- EXERCISE TASK
Restate, word for word, all of the material shown below.

[Records from a data collection]
-- begin --
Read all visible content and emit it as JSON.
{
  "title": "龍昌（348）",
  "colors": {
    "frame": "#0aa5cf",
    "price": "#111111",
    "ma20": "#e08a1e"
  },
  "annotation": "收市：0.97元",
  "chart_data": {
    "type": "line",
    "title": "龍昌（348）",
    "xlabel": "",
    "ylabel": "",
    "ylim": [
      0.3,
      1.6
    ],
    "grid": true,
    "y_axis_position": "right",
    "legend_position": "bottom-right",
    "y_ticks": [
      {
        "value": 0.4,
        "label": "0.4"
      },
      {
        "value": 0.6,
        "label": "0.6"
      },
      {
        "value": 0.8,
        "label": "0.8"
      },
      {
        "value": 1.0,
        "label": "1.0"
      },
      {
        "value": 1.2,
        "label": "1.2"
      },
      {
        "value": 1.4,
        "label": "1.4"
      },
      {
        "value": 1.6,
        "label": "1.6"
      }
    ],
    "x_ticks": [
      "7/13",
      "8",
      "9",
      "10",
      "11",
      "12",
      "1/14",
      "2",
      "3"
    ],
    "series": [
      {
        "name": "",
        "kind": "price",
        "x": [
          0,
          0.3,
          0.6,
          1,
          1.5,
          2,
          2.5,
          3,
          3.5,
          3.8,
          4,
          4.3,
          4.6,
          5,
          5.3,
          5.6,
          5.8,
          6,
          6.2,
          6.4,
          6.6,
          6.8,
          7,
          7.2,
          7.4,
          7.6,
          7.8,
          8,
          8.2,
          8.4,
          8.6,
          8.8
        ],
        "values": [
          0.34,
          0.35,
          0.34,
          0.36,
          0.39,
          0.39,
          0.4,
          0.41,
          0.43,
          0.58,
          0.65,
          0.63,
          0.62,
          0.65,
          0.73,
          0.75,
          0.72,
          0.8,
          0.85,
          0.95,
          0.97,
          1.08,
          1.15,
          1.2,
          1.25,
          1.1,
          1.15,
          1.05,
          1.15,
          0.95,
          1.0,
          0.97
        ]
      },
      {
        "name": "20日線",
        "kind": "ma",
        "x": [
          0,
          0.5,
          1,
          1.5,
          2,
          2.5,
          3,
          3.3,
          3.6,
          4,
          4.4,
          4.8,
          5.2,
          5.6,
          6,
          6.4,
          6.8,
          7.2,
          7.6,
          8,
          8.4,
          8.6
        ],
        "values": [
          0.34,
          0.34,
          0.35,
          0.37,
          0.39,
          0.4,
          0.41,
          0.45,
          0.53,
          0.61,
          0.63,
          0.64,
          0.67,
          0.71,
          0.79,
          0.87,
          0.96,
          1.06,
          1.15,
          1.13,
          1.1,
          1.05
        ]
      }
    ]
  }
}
-- end --
- RESPONSE TO THE TASK
Read all visible content and emit it as JSON.
{
  "title": "龍昌（348）",
  "colors": {
    "frame": "#0aa5cf",
    "price": "#111111",
    "ma20": "#e08a1e"
  },
  "annotation": "收市：0.97元",
  "chart_data": {
    "type": "line",
    "title": "龍昌（348）",
    "xlabel": "",
    "ylabel": "",
    "ylim": [
      0.3,
      1.6
    ],
    "grid": true,
    "y_axis_position": "right",
    "legend_position": "bottom-right",
    "y_ticks": [
      {
        "value": 0.4,
        "label": "0.4"
      },
      {
        "value": 0.6,
        "label": "0.6"
      },
      {
        "value": 0.8,
        "label": "0.8"
      },
      {
        "value": 1.0,
        "label": "1.0"
      },
      {
        "value": 1.2,
        "label": "1.2"
      },
      {
        "value": 1.4,
        "label": "1.4"
      },
      {
        "value": 1.6,
        "label": "1.6"
      }
    ],
    "x_ticks": [
      "7/13",
      "8",
      "9",
      "10",
      "11",
      "12",
      "1/14",
      "2",
      "3"
    ],
    "series": [
      {
        "name": "",
        "kind": "price",
        "x": [
          0,
          0.3,
          0.6,
          1,
          1.5,
          2,
          2.5,
          3,
          3.5,
          3.8,
          4,
          4.3,
          4.6,
          5,
          5.3,
          5.6,
          5.8,
          6,
          6.2,
          6.4,
          6.6,
          6.8,
          7,
          7.2,
          7.4,
          7.6,
          7.8,
          8,
          8.2,
          8.4,
          8.6,
          8.8
        ],
        "values": [
          0.34,
          0.35,
          0.34,
          0.36,
          0.39,
          0.39,
          0.4,
          0.41,
          0.43,
          0.58,
          0.65,
          0.63,
          0.62,
          0.65,
          0.73,
          0.75,
          0.72,
          0.8,
          0.85,
          0.95,
          0.97,
          1.08,
          1.15,
          1.2,
          1.25,
          1.1,
          1.15,
          1.05,
          1.15,
          0.95,
          1.0,
          0.97
        ]
      },
      {
        "name": "20日線",
        "kind": "ma",
        "x": [
          0,
          0.5,
          1,
          1.5,
          2,
          2.5,
          3,
          3.3,
          3.6,
          4,
          4.4,
          4.8,
          5.2,
          5.6,
          6,
          6.4,
          6.8,
          7.2,
          7.6,
          8,
          8.4,
          8.6
        ],
        "values": [
          0.34,
          0.34,
          0.35,
          0.37,
          0.39,
          0.4,
          0.41,
          0.45,
          0.53,
          0.61,
          0.63,
          0.64,
          0.67,
          0.71,
          0.79,
          0.87,
          0.96,
          1.06,
          1.15,
          1.13,
          1.1,
          1.05
        ]
      }
    ]
  }
}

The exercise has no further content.